--- START Stored records ---

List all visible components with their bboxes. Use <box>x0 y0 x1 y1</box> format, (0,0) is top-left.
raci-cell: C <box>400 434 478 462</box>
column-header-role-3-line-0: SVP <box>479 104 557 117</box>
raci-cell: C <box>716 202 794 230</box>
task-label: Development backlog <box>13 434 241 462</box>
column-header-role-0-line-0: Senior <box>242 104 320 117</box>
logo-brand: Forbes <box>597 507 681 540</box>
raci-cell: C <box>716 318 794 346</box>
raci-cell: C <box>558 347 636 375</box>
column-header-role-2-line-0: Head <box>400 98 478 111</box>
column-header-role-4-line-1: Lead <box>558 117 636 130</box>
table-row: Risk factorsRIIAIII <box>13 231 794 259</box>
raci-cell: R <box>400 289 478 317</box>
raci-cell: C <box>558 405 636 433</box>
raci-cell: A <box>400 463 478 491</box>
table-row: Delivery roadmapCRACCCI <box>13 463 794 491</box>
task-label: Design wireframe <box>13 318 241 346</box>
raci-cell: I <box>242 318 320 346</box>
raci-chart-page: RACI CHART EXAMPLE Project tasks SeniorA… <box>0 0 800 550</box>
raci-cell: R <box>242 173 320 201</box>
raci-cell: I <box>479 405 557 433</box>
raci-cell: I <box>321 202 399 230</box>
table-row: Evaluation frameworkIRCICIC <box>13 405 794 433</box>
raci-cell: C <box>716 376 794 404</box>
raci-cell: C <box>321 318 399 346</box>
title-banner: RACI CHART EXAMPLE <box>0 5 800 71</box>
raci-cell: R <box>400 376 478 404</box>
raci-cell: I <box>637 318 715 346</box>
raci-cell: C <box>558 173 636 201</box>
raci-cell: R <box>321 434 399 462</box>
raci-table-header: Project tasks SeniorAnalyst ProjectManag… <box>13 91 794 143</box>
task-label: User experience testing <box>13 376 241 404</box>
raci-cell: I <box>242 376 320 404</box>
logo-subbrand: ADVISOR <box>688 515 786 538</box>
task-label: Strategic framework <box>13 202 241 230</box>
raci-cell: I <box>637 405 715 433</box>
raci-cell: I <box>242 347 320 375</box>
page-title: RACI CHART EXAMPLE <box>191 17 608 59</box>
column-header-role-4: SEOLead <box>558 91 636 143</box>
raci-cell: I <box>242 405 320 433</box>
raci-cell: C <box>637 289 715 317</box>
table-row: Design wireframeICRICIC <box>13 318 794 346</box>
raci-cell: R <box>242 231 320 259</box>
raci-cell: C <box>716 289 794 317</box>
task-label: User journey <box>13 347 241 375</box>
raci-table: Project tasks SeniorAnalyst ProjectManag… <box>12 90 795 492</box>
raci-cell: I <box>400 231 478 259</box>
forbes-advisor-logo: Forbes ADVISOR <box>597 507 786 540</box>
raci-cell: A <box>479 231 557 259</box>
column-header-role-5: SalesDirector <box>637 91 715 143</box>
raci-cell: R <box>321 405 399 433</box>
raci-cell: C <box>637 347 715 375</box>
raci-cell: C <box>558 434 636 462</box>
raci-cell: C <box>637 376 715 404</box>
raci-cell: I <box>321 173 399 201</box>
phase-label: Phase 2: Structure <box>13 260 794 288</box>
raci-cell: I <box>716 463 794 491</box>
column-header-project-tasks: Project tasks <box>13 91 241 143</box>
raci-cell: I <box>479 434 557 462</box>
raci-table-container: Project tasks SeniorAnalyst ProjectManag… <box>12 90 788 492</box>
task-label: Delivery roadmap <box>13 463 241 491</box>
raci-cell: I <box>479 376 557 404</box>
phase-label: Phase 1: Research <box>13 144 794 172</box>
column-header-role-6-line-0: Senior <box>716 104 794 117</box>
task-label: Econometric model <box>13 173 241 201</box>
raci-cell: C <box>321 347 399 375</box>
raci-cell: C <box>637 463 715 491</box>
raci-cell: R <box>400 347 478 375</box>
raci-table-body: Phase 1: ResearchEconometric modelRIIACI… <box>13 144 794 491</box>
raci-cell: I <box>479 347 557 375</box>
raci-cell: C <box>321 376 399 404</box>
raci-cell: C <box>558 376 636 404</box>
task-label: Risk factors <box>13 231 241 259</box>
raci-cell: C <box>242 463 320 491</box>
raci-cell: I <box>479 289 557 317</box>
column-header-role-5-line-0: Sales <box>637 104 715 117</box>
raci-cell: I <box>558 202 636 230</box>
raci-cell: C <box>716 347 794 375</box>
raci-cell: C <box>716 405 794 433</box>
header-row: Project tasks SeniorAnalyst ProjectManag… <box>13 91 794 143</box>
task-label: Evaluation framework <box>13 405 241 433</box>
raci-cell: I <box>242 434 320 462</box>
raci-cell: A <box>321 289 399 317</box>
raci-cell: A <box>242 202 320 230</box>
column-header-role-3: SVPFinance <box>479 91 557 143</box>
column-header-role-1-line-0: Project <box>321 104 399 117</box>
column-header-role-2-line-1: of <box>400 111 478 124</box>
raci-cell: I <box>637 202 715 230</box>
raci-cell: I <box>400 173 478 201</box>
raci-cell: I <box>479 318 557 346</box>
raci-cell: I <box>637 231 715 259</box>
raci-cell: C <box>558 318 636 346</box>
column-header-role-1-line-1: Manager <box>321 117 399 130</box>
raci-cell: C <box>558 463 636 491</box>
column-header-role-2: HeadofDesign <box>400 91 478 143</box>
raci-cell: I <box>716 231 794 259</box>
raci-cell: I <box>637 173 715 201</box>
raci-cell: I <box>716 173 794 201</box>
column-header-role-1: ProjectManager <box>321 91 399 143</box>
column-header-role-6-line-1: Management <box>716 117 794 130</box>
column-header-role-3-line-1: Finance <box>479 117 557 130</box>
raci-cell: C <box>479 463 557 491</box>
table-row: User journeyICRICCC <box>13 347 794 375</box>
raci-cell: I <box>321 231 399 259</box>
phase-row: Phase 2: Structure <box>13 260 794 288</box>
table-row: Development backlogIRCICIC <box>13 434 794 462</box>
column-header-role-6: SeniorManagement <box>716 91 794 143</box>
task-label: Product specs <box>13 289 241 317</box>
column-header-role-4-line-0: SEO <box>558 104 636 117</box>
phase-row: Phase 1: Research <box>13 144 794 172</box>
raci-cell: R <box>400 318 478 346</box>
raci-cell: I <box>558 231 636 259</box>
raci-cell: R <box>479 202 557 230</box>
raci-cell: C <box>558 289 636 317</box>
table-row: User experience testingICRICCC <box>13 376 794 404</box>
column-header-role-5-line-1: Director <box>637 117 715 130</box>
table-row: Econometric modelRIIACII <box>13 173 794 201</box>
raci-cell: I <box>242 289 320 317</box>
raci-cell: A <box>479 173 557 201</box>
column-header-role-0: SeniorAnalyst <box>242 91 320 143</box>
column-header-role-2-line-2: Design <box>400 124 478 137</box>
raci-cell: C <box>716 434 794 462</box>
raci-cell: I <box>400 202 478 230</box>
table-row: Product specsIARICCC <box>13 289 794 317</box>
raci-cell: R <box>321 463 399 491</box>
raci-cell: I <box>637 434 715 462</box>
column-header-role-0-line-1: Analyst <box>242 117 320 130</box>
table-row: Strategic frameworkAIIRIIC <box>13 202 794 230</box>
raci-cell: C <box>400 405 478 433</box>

--- END Stored records ---

Exercise task:
Could you lay out every line of the entries above as a Markdown table with the columns "No." and "Line", skipping any blank lines?

Solution to this task:
| No. | Line |
|---|---|
| 1 | List all visible components with their bboxes. Use <box>x0 y0 x1 y1</box> format, (0,0) is top-left. |
| 2 | raci-cell: C <box>400 434 478 462</box> |
| 3 | column-header-role-3-line-0: SVP <box>479 104 557 117</box> |
| 4 | raci-cell: C <box>716 202 794 230</box> |
| 5 | task-label: Development backlog <box>13 434 241 462</box> |
| 6 | column-header-role-0-line-0: Senior <box>242 104 320 117</box> |
| 7 | logo-brand: Forbes <box>597 507 681 540</box> |
| 8 | raci-cell: C <box>716 318 794 346</box> |
| 9 | raci-cell: C <box>558 347 636 375</box> |
| 10 | column-header-role-2-line-0: Head <box>400 98 478 111</box> |
| 11 | column-header-role-4-line-1: Lead <box>558 117 636 130</box> |
| 12 | table-row: Risk factorsRIIAIII <box>13 231 794 259</box> |
| 13 | raci-cell: R <box>400 289 478 317</box> |
| 14 | raci-cell: C <box>558 405 636 433</box> |
| 15 | raci-cell: A <box>400 463 478 491</box> |
| 16 | table-row: Delivery roadmapCRACCCI <box>13 463 794 491</box> |
| 17 | task-label: Design wireframe <box>13 318 241 346</box> |
| 18 | raci-cell: I <box>242 318 320 346</box> |
| 19 | raci-chart-page: RACI CHART EXAMPLE Project tasks SeniorA… <box>0 0 800 550</box> |
| 20 | raci-cell: R <box>242 173 320 201</box> |
| 21 | raci-cell: I <box>479 405 557 433</box> |
| 22 | raci-cell: I <box>321 202 399 230</box> |
| 23 | table-row: Evaluation frameworkIRCICIC <box>13 405 794 433</box> |
| 24 | raci-cell: C <box>716 376 794 404</box> |
| 25 | raci-cell: C <box>321 318 399 346</box> |
| 26 | title-banner: RACI CHART EXAMPLE <box>0 5 800 71</box> |
| 27 | raci-cell: R <box>400 376 478 404</box> |
| 28 | raci-cell: I <box>637 318 715 346</box> |
| 29 | raci-cell: C <box>558 173 636 201</box> |
| 30 | raci-cell: R <box>321 434 399 462</box> |
| 31 | raci-table-header: Project tasks SeniorAnalyst ProjectManag… <box>13 91 794 143</box> |
| 32 | task-label: User experience testing <box>13 376 241 404</box> |
| 33 | raci-cell: I <box>242 376 320 404</box> |
| 34 | logo-subbrand: ADVISOR <box>688 515 786 538</box> |
| 35 | task-label: Strategic framework <box>13 202 241 230</box> |
| 36 | raci-cell: I <box>637 405 715 433</box> |
| 37 | raci-cell: I <box>242 347 320 375</box> |
| 38 | page-title: RACI CHART EXAMPLE <box>191 17 608 59</box> |
| 39 | column-header-role-4: SEOLead <box>558 91 636 143</box> |
| 40 | raci-cell: I <box>242 405 320 433</box> |
| 41 | raci-cell: C <box>637 289 715 317</box> |
| 42 | table-row: Design wireframeICRICIC <box>13 318 794 346</box> |
| 43 | raci-cell: R <box>242 231 320 259</box> |
| 44 | raci-cell: C <box>716 289 794 317</box> |
| 45 | task-label: User journey <box>13 347 241 375</box> |
| 46 | raci-table: Project tasks SeniorAnalyst ProjectManag… <box>12 90 795 492</box> |
| 47 | raci-cell: I <box>400 231 478 259</box> |
| 48 | forbes-advisor-logo: Forbes ADVISOR <box>597 507 786 540</box> |
| 49 | raci-cell: A <box>479 231 557 259</box> |
| 50 | column-header-role-5: SalesDirector <box>637 91 715 143</box> |
| 51 | raci-cell: R <box>321 405 399 433</box> |
| 52 | raci-cell: C <box>637 347 715 375</box> |
| 53 | raci-cell: C <box>558 434 636 462</box> |
| 54 | raci-cell: C <box>637 376 715 404</box> |
| 55 | raci-cell: I <box>321 173 399 201</box> |
| 56 | phase-label: Phase 2: Structure <box>13 260 794 288</box> |
| 57 | raci-cell: I <box>716 463 794 491</box> |
| 58 | column-header-project-tasks: Project tasks <box>13 91 241 143</box> |
| 59 | raci-cell: I <box>479 434 557 462</box> |
| 60 | raci-table-container: Project tasks SeniorAnalyst ProjectManag… <box>12 90 788 492</box> |
| 61 | task-label: Delivery roadmap <box>13 463 241 491</box> |
| 62 | raci-cell: I <box>479 376 557 404</box> |
| 63 | phase-label: Phase 1: Research <box>13 144 794 172</box> |
| 64 | column-header-role-6-line-0: Senior <box>716 104 794 117</box> |
| 65 | task-label: Econometric model <box>13 173 241 201</box> |
| 66 | raci-cell: C <box>321 347 399 375</box> |
| 67 | raci-cell: C <box>637 463 715 491</box> |
| 68 | raci-cell: R <box>400 347 478 375</box> |
| 69 | raci-table-body: Phase 1: ResearchEconometric modelRIIACI… <box>13 144 794 491</box> |
| 70 | raci-cell: I <box>479 347 557 375</box> |
| 71 | raci-cell: C <box>321 376 399 404</box> |
| 72 | raci-cell: C <box>558 376 636 404</box> |
| 73 | task-label: Risk factors <box>13 231 241 259</box> |
| 74 | raci-cell: C <box>242 463 320 491</box> |
| 75 | raci-cell: I <box>479 289 557 317</box> |
| 76 | column-header-role-5-line-0: Sales <box>637 104 715 117</box> |
| 77 | raci-cell: I <box>558 202 636 230</box> |
| 78 | raci-cell: C <box>716 347 794 375</box> |
| 79 | raci-cell: C <box>716 405 794 433</box> |
| 80 | header-row: Project tasks SeniorAnalyst ProjectManag… <box>13 91 794 143</box> |
| 81 | task-label: Evaluation framework <box>13 405 241 433</box> |
| 82 | raci-cell: I <box>242 434 320 462</box> |
| 83 | raci-cell: A <box>321 289 399 317</box> |
| 84 | raci-cell: A <box>242 202 320 230</box> |
| 85 | column-header-role-3: SVPFinance <box>479 91 557 143</box> |
| 86 | column-header-role-1-line-0: Project <box>321 104 399 117</box> |
| 87 | column-header-role-2-line-1: of <box>400 111 478 124</box> |
| 88 | raci-cell: I <box>637 202 715 230</box> |
| 89 | raci-cell: I <box>400 173 478 201</box> |
| 90 | raci-cell: I <box>479 318 557 346</box> |
| 91 | raci-cell: I <box>637 231 715 259</box> |
| 92 | raci-cell: C <box>558 318 636 346</box> |
| 93 | column-header-role-1-line-1: Manager <box>321 117 399 130</box> |
| 94 | raci-cell: C <box>558 463 636 491</box> |
| 95 | column-header-role-2: HeadofDesign <box>400 91 478 143</box> |
| 96 | raci-cell: I <box>716 231 794 259</box> |
| 97 | raci-cell: I <box>637 173 715 201</box> |
| 98 | raci-cell: I <box>716 173 794 201</box> |
| 99 | column-header-role-1: ProjectManager <box>321 91 399 143</box> |
| 100 | column-header-role-6-line-1: Management <box>716 117 794 130</box> |
| 101 | column-header-role-3-line-1: Finance <box>479 117 557 130</box> |
| 102 | raci-cell: C <box>479 463 557 491</box> |
| 103 | table-row: User journeyICRICCC <box>13 347 794 375</box> |
| 104 | raci-cell: I <box>321 231 399 259</box> |
| 105 | phase-row: Phase 2: Structure <box>13 260 794 288</box> |
| 106 | table-row: Development backlogIRCICIC <box>13 434 794 462</box> |
| 107 | column-header-role-6: SeniorManagement <box>716 91 794 143</box> |
| 108 | task-label: Product specs <box>13 289 241 317</box> |
| 109 | column-header-role-4-line-0: SEO <box>558 104 636 117</box> |
| 110 | phase-row: Phase 1: Research <box>13 144 794 172</box> |
| 111 | raci-cell: R <box>400 318 478 346</box> |
| 112 | raci-cell: I <box>558 231 636 259</box> |
| 113 | raci-cell: R <box>479 202 557 230</box> |
| 114 | raci-cell: C <box>558 289 636 317</box> |
| 115 | table-row: User experience testingICRICCC <box>13 376 794 404</box> |
| 116 | column-header-role-5-line-1: Director <box>637 117 715 130</box> |
| 117 | table-row: Econometric modelRIIACII <box>13 173 794 201</box> |
| 118 | raci-cell: I <box>242 289 320 317</box> |
| 119 | raci-cell: A <box>479 173 557 201</box> |
| 120 | column-header-role-0: SeniorAnalyst <box>242 91 320 143</box> |
| 121 | column-header-role-2-line-2: Design <box>400 124 478 137</box> |
| 122 | raci-cell: C <box>716 434 794 462</box> |
| 123 | raci-cell: I <box>400 202 478 230</box> |
| 124 | table-row: Product specsIARICCC <box>13 289 794 317</box> |
| 125 | raci-cell: R <box>321 463 399 491</box> |
| 126 | raci-cell: I <box>637 434 715 462</box> |
| 127 | column-header-role-0-line-1: Analyst <box>242 117 320 130</box> |
| 128 | table-row: Strategic frameworkAIIRIIC <box>13 202 794 230</box> |
| 129 | raci-cell: C <box>400 405 478 433</box> |